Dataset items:
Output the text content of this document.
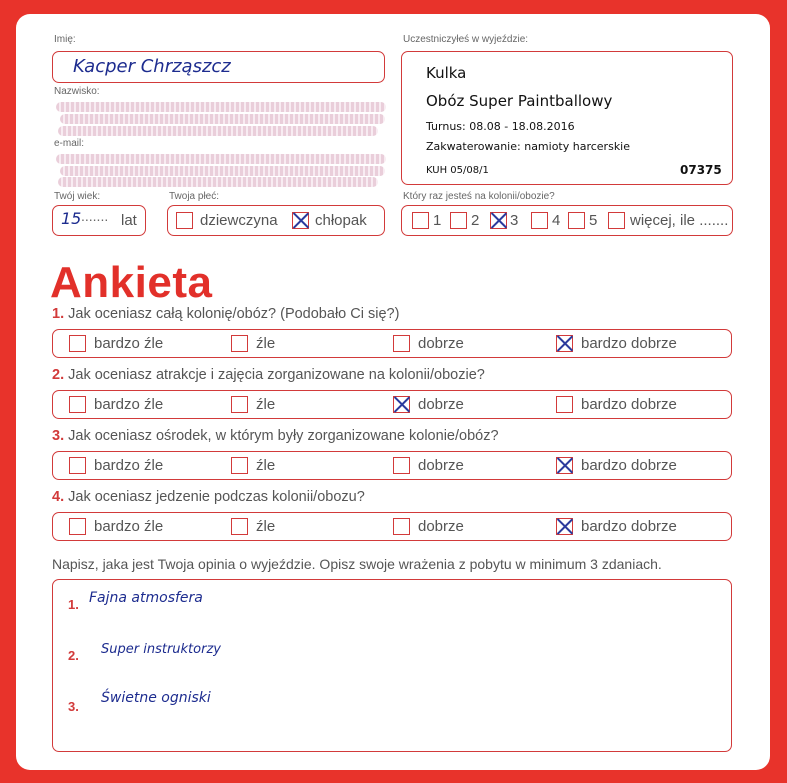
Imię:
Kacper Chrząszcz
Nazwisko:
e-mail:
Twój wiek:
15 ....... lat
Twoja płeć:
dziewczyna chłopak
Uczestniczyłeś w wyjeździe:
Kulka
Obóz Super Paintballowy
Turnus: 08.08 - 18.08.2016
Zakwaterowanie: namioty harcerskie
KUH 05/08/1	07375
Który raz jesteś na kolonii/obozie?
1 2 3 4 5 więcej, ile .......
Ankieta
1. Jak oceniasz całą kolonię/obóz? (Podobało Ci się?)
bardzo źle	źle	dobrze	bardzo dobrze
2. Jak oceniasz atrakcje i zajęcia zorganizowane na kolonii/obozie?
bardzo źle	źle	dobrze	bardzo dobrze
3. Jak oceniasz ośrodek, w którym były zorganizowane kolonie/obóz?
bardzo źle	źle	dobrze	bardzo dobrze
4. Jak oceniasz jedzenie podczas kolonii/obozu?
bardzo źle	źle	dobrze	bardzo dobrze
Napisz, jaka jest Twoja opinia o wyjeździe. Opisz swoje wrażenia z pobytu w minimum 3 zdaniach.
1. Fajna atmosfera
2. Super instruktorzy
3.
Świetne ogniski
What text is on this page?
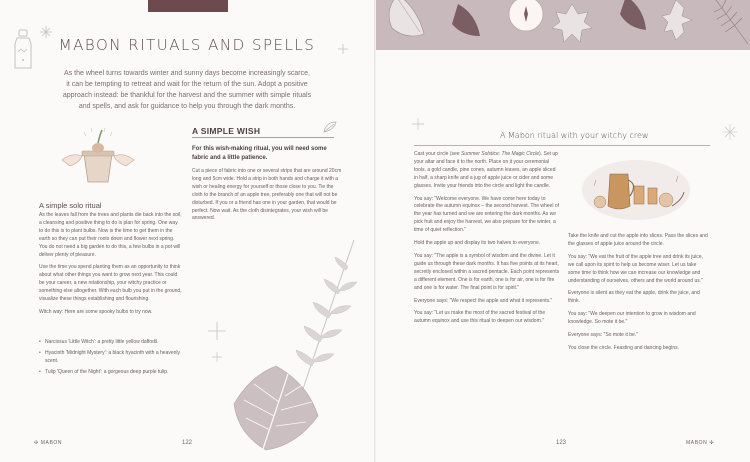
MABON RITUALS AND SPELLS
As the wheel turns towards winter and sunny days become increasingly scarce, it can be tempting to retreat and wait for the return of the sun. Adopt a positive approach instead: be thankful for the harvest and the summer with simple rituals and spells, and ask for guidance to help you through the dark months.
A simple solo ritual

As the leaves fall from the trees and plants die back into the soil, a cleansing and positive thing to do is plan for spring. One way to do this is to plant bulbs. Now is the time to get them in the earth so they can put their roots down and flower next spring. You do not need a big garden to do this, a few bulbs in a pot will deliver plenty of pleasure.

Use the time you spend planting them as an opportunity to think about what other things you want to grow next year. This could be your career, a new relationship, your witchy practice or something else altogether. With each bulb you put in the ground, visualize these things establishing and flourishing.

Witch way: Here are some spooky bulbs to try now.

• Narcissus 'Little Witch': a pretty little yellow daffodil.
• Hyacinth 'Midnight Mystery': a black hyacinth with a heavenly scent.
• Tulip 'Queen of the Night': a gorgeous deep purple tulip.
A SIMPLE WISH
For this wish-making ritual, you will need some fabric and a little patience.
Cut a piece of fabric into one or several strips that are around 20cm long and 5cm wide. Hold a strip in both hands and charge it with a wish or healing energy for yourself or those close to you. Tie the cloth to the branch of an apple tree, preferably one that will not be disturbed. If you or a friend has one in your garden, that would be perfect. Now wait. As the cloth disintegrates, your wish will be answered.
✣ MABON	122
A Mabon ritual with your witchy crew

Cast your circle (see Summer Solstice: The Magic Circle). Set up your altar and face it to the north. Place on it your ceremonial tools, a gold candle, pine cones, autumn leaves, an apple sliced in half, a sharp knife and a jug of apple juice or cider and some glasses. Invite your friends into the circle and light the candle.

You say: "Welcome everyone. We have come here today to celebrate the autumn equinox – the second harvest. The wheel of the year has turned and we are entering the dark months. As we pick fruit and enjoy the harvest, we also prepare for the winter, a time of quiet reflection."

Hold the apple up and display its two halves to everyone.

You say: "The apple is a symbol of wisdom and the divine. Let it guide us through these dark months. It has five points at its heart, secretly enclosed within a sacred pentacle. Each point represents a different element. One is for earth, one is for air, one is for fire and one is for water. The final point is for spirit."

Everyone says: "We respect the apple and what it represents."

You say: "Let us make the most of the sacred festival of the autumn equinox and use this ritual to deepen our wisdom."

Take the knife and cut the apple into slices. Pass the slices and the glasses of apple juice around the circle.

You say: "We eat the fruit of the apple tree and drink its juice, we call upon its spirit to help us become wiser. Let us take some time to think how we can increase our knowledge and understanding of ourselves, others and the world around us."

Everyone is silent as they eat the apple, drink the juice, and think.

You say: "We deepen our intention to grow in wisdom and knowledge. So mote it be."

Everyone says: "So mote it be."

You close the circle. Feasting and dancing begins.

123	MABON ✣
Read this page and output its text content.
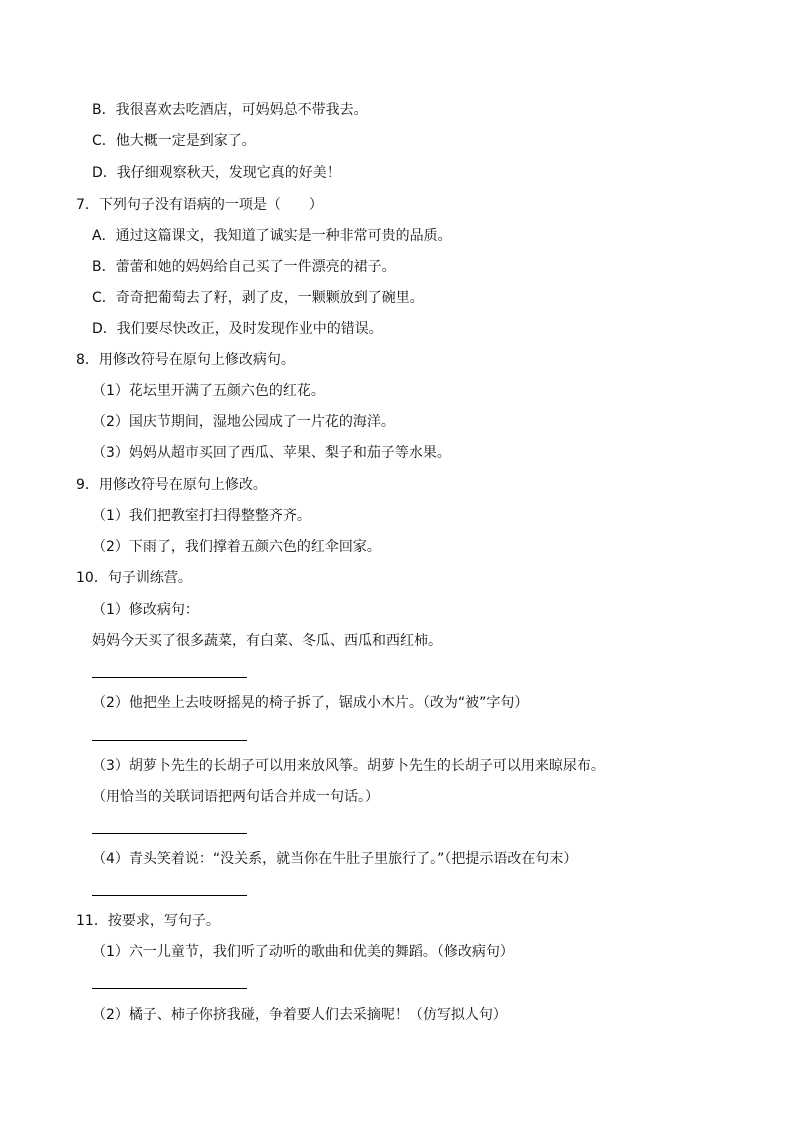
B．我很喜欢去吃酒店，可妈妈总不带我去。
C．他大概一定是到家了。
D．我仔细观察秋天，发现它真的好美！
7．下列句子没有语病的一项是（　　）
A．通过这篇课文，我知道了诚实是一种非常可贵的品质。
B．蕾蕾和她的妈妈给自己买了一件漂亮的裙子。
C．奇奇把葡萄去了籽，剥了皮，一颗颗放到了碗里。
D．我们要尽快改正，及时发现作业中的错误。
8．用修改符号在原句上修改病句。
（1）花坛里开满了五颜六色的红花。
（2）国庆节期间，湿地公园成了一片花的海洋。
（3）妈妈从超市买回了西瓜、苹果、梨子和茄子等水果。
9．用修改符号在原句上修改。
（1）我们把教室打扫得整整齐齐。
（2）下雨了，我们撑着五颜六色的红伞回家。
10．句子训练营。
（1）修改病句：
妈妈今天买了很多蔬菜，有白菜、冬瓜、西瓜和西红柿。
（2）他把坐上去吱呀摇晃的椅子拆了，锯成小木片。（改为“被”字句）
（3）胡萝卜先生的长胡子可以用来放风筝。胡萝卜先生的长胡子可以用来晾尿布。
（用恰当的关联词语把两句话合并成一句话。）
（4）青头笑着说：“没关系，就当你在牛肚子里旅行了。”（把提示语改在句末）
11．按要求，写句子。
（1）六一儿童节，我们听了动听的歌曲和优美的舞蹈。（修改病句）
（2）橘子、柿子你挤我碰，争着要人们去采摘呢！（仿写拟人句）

TO BE DONE: From the listing, copy every line where the string "obozie" appears.

OUTPUT OF THE EXERCISE:
Który raz jesteś na kolonii/obozie?
2. Jak oceniasz atrakcje i zajęcia zorganizowane na kolonii/obozie?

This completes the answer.